-- start of Materials provided --

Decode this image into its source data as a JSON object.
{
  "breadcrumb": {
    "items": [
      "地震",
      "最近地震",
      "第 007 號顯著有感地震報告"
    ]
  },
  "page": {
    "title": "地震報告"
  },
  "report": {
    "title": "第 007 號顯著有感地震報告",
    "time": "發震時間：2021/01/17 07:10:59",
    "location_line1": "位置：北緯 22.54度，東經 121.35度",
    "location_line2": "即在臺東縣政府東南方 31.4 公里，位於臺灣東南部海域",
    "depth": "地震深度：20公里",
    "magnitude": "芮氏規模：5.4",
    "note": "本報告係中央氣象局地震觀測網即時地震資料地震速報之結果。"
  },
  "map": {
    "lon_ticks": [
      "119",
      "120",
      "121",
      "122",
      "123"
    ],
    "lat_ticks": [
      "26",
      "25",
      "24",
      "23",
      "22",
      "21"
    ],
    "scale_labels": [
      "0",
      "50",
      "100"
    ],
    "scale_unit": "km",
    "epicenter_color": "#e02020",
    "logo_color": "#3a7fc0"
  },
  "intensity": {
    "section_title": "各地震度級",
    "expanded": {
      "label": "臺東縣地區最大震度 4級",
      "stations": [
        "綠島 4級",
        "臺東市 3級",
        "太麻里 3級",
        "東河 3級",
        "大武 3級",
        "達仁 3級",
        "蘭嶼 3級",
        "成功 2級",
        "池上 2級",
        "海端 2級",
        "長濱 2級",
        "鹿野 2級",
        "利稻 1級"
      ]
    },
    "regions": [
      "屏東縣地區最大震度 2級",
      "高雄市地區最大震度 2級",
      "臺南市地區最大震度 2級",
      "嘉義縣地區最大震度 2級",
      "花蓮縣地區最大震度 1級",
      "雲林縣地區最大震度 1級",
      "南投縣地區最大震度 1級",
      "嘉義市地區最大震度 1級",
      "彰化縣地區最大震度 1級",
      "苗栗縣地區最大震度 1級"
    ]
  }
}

-- end of Materials provided --
-- start of Materials provided --

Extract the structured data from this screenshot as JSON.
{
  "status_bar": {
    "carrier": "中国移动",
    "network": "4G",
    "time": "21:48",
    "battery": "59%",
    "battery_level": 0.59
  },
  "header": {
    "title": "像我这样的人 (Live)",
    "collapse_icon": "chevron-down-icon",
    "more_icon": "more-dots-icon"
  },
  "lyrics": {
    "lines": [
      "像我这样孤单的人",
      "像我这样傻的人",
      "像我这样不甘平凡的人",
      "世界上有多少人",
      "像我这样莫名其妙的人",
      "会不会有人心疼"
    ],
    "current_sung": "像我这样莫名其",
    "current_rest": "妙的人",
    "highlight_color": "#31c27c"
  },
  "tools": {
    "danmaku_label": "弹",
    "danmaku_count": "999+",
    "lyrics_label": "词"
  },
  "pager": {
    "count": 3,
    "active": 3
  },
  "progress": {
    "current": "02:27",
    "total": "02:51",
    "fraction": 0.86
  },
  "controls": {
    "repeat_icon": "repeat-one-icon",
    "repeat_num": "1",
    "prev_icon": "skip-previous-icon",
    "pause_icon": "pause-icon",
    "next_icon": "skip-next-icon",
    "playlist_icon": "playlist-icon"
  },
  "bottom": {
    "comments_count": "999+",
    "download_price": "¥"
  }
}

-- end of Materials provided --

= Objective =
In the records above, how many lines include "skip"? Give that number and nothing more.

= Full output =
2